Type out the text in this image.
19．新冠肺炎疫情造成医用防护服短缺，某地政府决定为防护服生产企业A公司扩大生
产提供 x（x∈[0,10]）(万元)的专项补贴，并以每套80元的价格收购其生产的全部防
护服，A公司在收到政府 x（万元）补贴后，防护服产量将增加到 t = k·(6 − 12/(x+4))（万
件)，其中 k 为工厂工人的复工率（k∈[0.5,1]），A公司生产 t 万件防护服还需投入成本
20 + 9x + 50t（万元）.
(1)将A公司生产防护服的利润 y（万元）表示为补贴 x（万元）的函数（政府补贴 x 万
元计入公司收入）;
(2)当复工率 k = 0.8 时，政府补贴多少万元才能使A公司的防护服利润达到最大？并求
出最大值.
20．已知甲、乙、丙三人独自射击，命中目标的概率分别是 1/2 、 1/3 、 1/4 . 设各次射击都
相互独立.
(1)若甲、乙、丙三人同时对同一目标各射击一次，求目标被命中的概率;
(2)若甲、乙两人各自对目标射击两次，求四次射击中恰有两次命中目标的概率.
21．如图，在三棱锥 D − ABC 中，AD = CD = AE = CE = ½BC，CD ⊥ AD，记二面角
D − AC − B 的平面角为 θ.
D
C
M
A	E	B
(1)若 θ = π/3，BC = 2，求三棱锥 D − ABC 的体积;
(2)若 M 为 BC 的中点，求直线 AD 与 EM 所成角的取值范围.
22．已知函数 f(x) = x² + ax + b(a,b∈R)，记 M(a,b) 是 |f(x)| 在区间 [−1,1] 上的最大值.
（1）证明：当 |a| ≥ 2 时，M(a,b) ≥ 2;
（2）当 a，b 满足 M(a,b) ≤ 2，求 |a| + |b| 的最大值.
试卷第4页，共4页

========

Retype the listing. Match it exactly.

Type out the text in this image.
19．新冠肺炎疫情造成医用防护服短缺，某地政府决定为防护服生产企业A公司扩大生
产提供 x（x∈[0,10]）(万元)的专项补贴，并以每套80元的价格收购其生产的全部防
护服，A公司在收到政府 x（万元）补贴后，防护服产量将增加到 t = k·(6 − 12/(x+4))（万
件)，其中 k 为工厂工人的复工率（k∈[0.5,1]），A公司生产 t 万件防护服还需投入成本
20 + 9x + 50t（万元）.
(1)将A公司生产防护服的利润 y（万元）表示为补贴 x（万元）的函数（政府补贴 x 万
元计入公司收入）;
(2)当复工率 k = 0.8 时，政府补贴多少万元才能使A公司的防护服利润达到最大？并求
出最大值.
20．已知甲、乙、丙三人独自射击，命中目标的概率分别是 1/2 、 1/3 、 1/4 . 设各次射击都
相互独立.
(1)若甲、乙、丙三人同时对同一目标各射击一次，求目标被命中的概率;
(2)若甲、乙两人各自对目标射击两次，求四次射击中恰有两次命中目标的概率.
21．如图，在三棱锥 D − ABC 中，AD = CD = AE = CE = ½BC，CD ⊥ AD，记二面角
D − AC − B 的平面角为 θ.
D
C
M
A	E	B
(1)若 θ = π/3，BC = 2，求三棱锥 D − ABC 的体积;
(2)若 M 为 BC 的中点，求直线 AD 与 EM 所成角的取值范围.
22．已知函数 f(x) = x² + ax + b(a,b∈R)，记 M(a,b) 是 |f(x)| 在区间 [−1,1] 上的最大值.
（1）证明：当 |a| ≥ 2 时，M(a,b) ≥ 2;
（2）当 a，b 满足 M(a,b) ≤ 2，求 |a| + |b| 的最大值.
试卷第4页，共4页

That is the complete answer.